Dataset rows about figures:

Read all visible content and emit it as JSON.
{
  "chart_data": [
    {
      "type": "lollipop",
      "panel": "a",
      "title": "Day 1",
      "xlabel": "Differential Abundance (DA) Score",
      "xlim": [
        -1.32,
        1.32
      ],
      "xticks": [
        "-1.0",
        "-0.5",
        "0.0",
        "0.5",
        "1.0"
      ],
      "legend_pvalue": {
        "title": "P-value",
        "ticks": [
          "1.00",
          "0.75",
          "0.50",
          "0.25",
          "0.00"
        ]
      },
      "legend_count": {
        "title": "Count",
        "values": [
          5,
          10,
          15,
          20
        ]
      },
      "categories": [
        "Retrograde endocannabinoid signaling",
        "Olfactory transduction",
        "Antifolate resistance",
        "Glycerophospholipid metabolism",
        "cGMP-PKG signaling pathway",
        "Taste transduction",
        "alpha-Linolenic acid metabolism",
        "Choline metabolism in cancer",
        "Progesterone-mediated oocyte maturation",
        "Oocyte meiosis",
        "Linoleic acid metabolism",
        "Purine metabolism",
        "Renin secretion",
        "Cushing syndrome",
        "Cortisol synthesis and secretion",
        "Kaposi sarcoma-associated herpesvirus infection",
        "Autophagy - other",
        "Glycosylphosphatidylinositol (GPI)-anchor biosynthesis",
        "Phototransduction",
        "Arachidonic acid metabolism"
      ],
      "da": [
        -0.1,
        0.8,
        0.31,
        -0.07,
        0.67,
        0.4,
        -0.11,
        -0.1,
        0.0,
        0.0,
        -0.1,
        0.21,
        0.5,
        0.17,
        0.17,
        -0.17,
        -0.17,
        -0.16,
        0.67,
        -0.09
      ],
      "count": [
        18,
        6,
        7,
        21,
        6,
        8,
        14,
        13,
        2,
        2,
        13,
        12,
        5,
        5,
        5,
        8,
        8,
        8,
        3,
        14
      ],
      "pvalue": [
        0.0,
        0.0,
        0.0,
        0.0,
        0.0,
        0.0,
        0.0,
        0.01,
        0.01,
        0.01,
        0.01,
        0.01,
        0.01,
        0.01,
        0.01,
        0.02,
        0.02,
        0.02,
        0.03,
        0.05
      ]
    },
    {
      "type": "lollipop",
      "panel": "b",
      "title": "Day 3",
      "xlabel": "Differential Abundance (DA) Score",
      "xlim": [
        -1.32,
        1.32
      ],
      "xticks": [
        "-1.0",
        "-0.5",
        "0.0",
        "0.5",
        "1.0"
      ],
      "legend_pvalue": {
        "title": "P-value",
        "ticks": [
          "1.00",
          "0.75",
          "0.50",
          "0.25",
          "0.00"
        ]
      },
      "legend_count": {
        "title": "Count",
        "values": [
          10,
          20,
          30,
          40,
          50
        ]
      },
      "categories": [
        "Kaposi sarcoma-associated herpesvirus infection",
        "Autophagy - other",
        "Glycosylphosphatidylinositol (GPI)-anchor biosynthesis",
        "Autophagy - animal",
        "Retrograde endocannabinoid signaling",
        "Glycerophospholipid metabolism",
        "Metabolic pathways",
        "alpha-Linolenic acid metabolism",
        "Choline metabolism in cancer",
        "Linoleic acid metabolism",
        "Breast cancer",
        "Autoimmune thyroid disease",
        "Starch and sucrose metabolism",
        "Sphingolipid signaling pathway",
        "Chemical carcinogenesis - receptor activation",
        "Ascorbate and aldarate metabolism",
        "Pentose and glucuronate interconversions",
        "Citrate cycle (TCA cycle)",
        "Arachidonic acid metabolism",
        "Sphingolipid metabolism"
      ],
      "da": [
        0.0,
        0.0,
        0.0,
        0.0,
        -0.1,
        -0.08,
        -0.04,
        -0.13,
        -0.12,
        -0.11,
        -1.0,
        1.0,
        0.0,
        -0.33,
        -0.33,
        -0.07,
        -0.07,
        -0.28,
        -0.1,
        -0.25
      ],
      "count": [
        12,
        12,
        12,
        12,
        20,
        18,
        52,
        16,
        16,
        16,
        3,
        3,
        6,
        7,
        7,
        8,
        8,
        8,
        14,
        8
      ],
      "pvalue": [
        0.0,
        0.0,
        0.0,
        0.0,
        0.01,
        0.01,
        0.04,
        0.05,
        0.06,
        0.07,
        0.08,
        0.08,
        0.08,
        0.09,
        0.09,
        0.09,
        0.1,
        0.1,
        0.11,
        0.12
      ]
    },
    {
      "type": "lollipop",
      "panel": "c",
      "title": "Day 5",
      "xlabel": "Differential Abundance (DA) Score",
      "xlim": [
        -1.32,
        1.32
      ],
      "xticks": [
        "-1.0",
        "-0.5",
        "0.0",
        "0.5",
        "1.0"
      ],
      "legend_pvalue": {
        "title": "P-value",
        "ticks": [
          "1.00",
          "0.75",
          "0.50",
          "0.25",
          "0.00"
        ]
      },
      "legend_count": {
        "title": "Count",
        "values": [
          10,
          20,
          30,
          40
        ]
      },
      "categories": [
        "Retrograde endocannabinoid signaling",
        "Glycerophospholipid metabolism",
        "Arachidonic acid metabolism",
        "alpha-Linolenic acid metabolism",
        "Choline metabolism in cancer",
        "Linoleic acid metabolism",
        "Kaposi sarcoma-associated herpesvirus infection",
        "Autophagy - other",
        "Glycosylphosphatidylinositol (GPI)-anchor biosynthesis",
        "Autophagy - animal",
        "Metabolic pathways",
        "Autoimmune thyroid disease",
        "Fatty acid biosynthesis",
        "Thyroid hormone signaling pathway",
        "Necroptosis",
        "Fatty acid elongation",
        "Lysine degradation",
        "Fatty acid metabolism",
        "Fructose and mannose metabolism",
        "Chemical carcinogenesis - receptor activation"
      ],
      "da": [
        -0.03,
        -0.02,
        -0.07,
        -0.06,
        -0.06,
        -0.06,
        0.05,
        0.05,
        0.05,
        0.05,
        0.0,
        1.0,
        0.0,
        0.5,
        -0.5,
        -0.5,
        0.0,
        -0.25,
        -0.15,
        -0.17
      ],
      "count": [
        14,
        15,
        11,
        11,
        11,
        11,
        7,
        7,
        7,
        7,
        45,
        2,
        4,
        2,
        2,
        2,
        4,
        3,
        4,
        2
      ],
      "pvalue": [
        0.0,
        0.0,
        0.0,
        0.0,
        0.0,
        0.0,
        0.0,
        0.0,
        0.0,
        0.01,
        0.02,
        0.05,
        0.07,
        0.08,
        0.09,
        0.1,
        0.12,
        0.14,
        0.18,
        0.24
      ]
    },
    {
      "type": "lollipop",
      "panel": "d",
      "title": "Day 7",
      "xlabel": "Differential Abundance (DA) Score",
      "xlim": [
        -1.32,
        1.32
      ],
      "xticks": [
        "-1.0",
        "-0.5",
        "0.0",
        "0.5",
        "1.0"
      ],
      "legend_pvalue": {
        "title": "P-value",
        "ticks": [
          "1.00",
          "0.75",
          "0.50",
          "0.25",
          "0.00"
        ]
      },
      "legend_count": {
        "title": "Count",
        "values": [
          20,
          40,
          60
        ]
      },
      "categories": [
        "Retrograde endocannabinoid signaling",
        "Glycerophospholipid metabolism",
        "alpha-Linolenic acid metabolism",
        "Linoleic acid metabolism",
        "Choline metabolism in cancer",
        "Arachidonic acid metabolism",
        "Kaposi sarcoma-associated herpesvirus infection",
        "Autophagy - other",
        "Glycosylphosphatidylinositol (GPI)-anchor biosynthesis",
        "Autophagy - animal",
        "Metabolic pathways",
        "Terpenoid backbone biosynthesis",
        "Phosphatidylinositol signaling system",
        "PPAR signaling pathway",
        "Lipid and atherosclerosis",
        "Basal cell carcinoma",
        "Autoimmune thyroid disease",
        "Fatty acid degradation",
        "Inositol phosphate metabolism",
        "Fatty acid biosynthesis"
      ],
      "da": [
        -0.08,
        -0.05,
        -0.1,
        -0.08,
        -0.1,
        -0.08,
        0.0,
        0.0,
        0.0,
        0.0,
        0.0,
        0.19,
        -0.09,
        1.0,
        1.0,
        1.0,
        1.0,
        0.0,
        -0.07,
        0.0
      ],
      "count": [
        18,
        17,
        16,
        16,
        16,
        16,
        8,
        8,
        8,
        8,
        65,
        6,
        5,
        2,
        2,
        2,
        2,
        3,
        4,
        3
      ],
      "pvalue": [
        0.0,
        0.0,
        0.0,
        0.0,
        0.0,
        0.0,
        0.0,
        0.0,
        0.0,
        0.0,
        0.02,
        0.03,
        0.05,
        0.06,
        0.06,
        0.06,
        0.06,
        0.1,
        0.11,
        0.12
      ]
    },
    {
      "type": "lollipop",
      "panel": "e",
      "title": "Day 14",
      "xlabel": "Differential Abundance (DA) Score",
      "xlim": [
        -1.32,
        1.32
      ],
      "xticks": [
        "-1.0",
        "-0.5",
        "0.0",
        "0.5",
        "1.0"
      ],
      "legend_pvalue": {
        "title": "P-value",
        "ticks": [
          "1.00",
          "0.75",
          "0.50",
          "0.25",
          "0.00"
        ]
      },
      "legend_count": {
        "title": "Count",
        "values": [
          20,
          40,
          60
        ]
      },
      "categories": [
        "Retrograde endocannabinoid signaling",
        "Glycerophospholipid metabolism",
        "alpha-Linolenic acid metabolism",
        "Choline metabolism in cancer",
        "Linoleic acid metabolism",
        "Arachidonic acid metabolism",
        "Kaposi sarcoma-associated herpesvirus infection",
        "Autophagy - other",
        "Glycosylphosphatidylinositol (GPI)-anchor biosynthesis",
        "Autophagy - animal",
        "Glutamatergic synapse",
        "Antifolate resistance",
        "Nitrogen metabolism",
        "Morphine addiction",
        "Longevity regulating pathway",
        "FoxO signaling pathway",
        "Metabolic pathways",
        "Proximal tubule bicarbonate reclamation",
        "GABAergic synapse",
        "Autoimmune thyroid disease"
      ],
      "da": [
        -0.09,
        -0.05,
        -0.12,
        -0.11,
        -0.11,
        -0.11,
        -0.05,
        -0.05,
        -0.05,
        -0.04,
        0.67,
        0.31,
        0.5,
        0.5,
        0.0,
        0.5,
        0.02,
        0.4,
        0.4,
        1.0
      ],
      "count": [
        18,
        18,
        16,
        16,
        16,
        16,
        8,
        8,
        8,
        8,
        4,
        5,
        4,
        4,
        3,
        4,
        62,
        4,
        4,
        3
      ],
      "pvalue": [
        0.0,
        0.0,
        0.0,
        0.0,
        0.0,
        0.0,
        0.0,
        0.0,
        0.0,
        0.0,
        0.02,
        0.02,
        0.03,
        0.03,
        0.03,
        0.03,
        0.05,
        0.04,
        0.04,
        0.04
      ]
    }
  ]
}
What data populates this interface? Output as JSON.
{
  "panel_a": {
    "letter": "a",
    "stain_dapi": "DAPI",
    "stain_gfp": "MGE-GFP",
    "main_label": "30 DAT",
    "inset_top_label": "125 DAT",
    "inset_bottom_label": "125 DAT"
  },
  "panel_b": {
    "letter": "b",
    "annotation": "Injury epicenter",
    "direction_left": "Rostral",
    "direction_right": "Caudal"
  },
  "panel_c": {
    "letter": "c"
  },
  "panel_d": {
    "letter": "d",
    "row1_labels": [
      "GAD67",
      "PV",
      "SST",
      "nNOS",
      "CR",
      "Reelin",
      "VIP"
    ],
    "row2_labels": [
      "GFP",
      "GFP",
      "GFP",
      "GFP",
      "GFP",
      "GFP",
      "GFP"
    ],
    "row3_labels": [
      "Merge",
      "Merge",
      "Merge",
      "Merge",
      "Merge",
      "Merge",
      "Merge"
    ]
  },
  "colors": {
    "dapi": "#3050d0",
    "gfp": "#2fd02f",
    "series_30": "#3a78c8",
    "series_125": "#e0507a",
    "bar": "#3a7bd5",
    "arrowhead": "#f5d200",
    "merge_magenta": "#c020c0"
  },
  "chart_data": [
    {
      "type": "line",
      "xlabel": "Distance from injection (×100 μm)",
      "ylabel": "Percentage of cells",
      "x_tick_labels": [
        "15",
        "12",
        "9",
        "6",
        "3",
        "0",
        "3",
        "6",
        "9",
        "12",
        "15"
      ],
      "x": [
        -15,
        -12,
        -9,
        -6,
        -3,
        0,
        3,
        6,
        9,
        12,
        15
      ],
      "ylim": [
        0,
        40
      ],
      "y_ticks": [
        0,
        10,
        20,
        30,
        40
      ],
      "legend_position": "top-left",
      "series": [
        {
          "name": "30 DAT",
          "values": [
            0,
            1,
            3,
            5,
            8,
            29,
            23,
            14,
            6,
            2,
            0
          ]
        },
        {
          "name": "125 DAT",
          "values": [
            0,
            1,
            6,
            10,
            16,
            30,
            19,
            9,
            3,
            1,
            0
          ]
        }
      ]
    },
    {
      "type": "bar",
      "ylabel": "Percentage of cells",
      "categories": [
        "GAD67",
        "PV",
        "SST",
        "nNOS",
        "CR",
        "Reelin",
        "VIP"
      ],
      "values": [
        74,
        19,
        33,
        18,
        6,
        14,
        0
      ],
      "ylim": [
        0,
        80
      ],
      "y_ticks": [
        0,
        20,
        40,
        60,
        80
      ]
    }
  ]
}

PROBLEM: Look through the records and gather every line containing "carcinogenesis".

OUTPUT FOR THIS TASK:
        "Chemical carcinogenesis - receptor activation",
        "Chemical carcinogenesis - receptor activation"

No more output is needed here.